### Stated task
Find every line below that contains the word "bill" and copy it out.

### Material provided
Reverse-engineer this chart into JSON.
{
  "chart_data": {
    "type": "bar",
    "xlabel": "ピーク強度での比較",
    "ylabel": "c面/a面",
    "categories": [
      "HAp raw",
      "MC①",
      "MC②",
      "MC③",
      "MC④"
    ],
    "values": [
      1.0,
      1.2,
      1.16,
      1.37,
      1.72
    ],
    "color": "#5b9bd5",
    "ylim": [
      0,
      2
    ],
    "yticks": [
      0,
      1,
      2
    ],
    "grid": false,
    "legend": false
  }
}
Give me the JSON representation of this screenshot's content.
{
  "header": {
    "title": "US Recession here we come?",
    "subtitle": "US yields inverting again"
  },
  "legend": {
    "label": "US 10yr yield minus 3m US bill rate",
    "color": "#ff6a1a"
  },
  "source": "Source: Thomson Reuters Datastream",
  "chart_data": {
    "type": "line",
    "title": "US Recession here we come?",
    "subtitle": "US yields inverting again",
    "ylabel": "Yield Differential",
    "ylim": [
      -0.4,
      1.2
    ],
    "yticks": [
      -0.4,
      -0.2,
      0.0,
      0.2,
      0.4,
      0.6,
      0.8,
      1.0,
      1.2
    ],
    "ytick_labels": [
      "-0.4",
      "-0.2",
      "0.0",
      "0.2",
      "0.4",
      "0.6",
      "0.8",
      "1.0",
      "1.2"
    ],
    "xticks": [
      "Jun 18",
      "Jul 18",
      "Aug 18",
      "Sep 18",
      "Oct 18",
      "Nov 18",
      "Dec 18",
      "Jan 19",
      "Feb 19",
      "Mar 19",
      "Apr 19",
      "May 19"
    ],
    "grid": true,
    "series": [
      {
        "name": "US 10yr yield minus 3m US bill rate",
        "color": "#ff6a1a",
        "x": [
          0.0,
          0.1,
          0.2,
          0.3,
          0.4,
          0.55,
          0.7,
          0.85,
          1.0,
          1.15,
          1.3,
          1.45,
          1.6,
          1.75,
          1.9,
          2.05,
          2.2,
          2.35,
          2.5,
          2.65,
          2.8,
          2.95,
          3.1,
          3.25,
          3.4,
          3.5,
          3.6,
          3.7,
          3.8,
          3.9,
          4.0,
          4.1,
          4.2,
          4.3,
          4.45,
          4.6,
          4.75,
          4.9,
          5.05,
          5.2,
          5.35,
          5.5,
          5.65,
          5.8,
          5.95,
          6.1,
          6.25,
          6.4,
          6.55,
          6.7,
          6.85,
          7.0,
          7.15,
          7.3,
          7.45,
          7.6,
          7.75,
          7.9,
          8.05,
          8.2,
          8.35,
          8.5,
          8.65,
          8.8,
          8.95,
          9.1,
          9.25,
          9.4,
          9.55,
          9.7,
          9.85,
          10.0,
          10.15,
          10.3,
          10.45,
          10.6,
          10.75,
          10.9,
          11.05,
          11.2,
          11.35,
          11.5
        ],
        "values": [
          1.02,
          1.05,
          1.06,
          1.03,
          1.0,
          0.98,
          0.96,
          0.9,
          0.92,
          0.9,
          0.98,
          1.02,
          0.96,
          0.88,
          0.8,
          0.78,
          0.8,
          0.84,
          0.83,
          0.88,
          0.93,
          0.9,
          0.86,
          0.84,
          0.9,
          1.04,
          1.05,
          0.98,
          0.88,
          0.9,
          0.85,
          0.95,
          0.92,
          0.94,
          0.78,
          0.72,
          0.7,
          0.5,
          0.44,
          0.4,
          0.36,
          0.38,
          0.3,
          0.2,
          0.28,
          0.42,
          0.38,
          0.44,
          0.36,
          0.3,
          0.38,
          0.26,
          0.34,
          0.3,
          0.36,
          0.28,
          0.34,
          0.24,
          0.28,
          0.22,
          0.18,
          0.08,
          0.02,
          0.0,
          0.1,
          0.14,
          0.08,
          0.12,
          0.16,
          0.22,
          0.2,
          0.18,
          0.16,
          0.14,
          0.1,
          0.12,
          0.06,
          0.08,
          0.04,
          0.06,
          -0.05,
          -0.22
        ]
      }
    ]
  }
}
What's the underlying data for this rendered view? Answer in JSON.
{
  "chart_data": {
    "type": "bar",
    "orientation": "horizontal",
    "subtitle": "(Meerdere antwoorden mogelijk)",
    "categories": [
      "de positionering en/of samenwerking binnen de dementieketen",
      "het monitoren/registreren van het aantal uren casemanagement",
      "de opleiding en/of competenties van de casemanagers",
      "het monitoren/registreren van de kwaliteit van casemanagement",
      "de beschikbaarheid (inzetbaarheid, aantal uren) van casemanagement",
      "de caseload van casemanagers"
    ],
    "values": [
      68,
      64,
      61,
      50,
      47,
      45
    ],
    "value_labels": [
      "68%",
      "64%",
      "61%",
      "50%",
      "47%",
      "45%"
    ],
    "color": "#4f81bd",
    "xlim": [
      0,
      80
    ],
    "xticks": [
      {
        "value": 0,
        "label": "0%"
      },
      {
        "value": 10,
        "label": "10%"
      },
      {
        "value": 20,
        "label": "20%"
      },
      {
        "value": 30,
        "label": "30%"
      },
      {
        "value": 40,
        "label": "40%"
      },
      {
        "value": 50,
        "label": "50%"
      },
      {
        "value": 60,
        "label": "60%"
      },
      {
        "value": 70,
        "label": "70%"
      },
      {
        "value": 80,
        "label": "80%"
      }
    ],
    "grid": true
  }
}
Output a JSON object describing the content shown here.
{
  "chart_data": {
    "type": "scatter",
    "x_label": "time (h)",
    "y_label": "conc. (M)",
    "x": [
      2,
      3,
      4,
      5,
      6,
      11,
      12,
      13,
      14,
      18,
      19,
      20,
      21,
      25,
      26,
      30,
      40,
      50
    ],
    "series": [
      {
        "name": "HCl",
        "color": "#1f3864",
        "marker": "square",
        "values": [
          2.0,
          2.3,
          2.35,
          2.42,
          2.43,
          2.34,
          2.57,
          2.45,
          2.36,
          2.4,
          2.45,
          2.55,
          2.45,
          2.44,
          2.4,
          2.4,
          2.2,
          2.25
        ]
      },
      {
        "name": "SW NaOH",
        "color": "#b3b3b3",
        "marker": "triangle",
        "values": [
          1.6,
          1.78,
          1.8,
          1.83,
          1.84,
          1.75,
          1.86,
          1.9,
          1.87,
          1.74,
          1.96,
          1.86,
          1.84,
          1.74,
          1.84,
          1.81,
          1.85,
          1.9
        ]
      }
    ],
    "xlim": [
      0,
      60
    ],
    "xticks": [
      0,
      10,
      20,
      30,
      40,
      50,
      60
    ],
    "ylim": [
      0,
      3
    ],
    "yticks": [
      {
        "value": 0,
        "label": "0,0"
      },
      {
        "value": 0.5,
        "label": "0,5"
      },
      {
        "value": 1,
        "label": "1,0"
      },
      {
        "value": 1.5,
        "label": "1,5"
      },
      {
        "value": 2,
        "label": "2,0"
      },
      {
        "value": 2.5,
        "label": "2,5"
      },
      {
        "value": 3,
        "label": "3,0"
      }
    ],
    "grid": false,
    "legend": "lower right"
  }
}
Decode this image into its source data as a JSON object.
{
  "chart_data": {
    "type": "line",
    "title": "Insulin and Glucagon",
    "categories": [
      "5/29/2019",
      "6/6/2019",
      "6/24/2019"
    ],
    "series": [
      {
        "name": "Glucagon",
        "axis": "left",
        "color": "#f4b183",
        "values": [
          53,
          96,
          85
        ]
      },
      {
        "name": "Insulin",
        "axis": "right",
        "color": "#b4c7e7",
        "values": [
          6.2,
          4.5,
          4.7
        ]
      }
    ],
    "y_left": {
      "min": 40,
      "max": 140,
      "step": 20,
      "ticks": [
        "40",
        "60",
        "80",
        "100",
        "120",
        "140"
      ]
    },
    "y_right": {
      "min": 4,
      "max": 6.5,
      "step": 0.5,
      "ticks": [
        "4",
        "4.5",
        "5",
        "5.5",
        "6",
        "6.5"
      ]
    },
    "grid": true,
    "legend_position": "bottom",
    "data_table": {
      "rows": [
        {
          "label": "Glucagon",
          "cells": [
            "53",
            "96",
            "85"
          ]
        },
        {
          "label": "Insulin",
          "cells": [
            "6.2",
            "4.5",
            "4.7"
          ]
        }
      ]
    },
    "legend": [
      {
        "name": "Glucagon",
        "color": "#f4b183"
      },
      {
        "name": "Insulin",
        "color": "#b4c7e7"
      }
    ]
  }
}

### Result of the task
    "label": "US 10yr yield minus 3m US bill rate",
        "name": "US 10yr yield minus 3m US bill rate",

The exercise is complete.